## TASK REQUIREMENTS
Which lines of the records contain "color"? Collect every one of them.

## RECORD EXCERPTS
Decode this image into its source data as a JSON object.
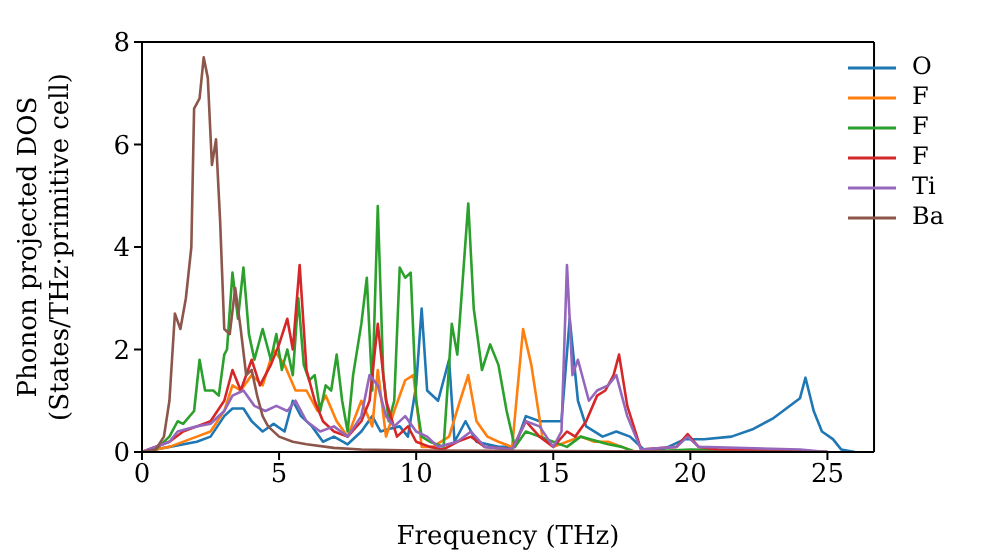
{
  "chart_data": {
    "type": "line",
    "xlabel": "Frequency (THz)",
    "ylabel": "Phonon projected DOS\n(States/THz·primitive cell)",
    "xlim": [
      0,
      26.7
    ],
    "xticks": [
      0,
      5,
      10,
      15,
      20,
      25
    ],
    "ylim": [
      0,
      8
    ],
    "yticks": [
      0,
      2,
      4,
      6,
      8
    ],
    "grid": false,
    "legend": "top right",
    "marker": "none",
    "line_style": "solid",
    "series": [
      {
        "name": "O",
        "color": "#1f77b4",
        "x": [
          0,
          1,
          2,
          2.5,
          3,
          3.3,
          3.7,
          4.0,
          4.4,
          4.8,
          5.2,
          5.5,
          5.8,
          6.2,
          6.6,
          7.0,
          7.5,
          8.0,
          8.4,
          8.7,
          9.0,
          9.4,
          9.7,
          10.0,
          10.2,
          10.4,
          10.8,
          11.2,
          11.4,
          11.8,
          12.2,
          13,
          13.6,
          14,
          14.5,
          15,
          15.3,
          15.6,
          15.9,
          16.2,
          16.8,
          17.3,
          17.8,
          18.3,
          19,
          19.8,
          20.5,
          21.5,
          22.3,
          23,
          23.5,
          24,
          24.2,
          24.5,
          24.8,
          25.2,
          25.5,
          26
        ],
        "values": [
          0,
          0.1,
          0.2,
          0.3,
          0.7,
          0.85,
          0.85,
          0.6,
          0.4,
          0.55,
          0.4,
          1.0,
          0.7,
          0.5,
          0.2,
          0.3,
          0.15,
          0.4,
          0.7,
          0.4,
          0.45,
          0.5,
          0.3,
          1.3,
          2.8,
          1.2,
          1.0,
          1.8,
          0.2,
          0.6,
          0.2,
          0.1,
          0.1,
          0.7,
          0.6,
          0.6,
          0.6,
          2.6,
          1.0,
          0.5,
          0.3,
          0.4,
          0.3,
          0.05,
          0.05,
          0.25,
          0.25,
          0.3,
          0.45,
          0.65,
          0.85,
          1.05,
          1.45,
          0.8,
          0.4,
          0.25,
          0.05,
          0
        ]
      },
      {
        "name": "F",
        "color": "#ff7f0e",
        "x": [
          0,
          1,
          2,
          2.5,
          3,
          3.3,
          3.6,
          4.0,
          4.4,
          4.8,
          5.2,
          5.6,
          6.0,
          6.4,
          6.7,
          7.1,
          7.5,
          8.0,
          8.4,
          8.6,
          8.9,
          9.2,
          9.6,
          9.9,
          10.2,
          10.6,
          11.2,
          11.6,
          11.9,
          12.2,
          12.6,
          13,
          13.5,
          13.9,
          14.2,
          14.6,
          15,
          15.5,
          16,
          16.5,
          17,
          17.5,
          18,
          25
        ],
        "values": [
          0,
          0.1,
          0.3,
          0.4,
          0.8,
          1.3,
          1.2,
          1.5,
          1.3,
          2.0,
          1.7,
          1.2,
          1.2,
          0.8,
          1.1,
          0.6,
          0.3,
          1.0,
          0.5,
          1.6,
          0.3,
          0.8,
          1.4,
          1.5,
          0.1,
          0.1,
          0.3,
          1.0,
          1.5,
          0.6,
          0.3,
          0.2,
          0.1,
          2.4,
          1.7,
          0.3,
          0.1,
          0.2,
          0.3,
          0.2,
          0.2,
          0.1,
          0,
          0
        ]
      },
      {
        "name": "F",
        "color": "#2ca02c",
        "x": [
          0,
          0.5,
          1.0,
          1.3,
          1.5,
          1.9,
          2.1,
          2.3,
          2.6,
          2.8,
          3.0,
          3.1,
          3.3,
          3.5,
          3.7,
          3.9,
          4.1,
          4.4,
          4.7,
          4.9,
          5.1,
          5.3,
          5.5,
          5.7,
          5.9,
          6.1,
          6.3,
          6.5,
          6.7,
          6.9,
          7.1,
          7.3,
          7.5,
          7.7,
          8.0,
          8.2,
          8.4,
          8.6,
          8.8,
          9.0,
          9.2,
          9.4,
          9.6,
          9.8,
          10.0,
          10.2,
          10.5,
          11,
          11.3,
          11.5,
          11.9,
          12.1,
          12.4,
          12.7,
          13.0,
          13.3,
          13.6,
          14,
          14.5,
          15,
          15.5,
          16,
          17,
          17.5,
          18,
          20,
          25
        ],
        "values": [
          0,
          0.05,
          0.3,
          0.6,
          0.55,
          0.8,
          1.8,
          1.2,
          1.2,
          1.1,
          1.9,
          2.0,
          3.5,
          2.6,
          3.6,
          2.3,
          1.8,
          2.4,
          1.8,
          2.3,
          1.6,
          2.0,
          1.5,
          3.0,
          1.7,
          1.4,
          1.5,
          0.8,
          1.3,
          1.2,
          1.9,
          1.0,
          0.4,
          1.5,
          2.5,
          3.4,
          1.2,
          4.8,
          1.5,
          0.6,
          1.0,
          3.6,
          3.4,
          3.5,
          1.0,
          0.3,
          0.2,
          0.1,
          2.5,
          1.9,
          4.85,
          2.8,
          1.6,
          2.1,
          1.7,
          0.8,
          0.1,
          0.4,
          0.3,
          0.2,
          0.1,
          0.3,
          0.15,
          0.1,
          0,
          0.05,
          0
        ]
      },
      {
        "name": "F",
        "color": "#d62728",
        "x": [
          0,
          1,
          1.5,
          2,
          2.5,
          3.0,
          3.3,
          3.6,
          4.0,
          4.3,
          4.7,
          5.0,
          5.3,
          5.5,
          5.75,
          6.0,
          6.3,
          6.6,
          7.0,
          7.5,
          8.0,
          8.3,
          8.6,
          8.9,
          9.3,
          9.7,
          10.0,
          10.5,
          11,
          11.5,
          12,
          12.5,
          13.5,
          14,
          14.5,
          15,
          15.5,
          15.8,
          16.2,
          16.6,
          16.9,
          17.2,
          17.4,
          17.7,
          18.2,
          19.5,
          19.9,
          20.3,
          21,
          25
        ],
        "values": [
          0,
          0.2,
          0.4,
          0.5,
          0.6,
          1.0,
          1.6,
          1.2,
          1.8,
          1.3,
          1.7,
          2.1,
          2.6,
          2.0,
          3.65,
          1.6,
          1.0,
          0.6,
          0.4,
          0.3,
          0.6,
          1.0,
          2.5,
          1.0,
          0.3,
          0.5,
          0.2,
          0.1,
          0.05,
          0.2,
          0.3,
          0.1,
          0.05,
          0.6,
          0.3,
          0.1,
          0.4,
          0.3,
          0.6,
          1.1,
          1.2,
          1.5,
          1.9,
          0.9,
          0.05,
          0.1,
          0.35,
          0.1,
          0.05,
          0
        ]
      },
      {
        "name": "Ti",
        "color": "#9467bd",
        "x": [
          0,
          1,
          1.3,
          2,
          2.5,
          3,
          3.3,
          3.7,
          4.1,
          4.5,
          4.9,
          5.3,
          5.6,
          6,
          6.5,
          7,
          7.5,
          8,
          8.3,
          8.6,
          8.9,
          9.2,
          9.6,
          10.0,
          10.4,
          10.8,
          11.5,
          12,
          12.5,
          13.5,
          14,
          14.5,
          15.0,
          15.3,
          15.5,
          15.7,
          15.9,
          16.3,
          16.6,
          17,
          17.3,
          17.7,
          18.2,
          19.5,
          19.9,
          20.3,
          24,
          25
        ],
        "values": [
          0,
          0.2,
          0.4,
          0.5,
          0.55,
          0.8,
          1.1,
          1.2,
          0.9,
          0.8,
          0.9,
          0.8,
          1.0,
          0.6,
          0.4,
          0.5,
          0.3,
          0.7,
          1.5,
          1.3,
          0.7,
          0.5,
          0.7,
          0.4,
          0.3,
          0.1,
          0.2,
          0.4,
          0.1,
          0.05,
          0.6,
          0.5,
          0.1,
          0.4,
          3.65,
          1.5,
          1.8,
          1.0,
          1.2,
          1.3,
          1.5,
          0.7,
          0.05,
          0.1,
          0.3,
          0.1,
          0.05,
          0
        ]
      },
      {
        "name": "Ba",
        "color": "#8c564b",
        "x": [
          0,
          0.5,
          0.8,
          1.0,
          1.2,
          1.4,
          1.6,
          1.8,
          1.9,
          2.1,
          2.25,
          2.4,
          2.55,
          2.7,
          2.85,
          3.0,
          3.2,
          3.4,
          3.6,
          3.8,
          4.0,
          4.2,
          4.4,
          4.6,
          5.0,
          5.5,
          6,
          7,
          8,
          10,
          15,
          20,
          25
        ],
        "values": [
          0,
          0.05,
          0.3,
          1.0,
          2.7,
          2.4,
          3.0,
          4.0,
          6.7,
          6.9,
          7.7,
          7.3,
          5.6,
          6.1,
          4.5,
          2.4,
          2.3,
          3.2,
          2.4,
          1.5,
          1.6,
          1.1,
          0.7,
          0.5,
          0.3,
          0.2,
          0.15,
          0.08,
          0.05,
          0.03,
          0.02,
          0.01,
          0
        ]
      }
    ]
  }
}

## ANSWER TO THIS PROBLEM
        "color": "#1f77b4",
        "color": "#ff7f0e",
        "color": "#2ca02c",
        "color": "#d62728",
        "color": "#9467bd",
        "color": "#8c564b",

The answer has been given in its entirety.